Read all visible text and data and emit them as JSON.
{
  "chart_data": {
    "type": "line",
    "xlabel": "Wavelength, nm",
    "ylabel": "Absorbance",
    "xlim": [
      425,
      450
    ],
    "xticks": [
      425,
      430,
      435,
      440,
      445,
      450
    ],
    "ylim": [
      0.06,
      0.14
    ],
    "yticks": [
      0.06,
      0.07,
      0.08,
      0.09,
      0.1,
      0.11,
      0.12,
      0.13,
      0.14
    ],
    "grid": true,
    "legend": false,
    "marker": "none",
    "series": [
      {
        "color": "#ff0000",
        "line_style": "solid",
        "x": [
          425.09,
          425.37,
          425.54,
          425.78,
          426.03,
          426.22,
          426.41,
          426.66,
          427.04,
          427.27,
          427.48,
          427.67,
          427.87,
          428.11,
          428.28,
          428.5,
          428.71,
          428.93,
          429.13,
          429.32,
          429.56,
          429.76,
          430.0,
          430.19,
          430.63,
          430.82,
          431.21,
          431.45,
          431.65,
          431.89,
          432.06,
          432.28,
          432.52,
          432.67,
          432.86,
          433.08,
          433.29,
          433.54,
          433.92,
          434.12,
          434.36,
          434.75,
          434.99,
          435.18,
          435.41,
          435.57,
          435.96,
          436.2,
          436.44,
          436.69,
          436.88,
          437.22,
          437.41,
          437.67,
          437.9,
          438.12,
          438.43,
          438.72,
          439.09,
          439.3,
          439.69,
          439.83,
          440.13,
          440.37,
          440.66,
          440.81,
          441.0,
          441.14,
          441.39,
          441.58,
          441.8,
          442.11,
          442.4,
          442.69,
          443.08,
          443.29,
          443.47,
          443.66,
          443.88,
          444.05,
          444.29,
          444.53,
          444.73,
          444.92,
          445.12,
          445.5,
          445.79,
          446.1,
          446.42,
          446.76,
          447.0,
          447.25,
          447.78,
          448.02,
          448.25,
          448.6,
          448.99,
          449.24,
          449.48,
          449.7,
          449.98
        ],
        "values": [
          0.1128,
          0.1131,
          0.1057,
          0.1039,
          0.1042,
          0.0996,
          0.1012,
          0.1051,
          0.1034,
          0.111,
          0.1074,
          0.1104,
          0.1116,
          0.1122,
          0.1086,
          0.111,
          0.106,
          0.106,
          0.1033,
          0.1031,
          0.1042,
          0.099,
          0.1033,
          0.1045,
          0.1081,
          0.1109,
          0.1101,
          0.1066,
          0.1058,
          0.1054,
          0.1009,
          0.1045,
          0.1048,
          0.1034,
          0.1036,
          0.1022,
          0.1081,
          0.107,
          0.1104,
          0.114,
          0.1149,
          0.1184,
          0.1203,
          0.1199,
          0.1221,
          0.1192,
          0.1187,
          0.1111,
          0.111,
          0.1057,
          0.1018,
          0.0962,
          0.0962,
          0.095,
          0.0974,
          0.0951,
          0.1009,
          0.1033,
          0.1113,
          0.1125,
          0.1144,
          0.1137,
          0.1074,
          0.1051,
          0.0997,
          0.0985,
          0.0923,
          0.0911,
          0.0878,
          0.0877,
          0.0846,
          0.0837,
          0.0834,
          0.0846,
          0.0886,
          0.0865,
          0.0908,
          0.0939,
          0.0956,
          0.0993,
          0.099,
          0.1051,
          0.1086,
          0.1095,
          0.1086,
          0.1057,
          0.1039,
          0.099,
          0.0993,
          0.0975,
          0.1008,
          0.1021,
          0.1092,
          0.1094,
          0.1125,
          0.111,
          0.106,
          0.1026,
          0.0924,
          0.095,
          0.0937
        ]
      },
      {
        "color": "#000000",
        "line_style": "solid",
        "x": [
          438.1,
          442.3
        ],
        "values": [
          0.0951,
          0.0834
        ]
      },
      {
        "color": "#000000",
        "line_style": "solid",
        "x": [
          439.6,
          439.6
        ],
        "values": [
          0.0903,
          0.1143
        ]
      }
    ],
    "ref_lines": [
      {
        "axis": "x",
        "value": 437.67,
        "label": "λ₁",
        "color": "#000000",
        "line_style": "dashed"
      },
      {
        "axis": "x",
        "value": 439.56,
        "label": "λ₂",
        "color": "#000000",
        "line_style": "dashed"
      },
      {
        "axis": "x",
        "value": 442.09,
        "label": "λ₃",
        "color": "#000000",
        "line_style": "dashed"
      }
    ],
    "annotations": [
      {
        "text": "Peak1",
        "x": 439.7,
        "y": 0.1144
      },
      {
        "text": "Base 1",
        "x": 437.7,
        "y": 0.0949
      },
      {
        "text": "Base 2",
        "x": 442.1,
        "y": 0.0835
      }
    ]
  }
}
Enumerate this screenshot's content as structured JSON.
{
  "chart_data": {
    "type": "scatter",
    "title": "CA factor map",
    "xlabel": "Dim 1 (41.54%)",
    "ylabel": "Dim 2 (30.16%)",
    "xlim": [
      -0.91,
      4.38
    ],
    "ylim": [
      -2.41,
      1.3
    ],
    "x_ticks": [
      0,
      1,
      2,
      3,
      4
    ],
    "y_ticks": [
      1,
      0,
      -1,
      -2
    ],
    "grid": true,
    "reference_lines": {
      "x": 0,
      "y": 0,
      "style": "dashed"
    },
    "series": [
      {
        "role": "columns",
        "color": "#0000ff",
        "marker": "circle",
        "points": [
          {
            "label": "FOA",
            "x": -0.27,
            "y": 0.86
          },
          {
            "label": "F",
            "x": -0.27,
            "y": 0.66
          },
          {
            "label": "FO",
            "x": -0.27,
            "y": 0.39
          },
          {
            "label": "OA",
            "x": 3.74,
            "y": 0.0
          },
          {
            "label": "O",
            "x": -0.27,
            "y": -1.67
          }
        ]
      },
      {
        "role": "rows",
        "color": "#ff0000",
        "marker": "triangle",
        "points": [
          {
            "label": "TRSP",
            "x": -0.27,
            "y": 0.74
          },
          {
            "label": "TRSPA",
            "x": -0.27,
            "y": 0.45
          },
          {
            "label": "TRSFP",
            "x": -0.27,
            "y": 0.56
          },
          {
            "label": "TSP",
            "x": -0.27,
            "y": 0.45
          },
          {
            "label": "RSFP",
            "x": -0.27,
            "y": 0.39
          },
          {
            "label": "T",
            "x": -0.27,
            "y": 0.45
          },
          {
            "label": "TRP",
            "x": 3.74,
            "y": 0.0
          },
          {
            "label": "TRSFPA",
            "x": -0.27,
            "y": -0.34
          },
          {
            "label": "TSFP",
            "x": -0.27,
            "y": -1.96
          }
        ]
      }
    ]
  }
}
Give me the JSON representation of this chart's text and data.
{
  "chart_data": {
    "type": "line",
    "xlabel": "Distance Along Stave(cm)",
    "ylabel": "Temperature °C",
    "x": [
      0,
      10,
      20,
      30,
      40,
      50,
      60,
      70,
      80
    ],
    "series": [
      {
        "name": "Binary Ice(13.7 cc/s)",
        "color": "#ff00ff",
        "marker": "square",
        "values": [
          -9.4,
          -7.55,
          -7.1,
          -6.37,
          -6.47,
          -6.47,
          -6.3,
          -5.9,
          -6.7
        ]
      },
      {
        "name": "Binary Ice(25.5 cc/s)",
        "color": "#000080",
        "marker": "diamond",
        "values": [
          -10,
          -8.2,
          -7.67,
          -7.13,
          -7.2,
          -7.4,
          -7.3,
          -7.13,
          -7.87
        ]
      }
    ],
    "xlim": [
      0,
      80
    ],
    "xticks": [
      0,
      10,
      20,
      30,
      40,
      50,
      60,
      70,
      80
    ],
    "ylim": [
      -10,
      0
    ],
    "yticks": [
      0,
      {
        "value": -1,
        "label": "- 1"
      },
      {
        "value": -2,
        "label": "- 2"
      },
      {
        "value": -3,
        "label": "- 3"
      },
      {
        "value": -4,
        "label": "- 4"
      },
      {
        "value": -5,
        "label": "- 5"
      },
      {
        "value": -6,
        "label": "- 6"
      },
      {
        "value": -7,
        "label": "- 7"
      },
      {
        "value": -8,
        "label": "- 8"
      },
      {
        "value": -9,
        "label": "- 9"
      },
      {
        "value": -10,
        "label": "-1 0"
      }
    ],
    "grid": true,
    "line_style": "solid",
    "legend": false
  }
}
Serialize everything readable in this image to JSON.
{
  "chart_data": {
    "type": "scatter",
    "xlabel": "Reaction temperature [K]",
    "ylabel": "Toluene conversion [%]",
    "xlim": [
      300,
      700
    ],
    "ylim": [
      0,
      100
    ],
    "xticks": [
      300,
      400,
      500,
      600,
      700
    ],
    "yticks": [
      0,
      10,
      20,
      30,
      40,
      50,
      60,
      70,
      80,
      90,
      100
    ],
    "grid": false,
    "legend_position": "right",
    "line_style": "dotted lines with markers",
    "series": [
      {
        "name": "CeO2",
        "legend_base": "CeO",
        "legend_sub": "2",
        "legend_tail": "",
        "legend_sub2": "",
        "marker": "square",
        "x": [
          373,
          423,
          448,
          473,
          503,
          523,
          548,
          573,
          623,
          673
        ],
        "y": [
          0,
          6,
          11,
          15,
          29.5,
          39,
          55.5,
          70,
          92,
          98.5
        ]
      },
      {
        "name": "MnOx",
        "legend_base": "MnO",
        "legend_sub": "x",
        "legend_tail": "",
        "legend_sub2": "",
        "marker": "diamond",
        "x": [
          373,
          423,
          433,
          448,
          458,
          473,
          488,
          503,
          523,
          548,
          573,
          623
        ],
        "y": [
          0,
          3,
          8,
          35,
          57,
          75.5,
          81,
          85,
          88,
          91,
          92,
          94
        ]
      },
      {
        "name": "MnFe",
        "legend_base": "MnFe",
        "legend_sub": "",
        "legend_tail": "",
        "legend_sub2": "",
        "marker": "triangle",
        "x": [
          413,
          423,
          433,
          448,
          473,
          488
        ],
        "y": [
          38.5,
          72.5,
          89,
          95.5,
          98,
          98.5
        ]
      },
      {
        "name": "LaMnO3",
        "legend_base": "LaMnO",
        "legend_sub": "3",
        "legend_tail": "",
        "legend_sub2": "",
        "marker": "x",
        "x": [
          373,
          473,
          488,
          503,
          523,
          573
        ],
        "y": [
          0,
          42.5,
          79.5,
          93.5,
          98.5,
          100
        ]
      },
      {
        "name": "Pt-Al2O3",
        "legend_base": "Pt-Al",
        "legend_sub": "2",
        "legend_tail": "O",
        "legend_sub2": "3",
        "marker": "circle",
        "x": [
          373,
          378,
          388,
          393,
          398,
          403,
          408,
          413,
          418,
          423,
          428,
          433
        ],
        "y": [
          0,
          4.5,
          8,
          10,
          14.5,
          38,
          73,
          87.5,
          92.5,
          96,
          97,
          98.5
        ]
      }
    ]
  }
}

::::::::

Among the entries, how many lines include the word "JSON"? Answer with a single number and nothing further.

4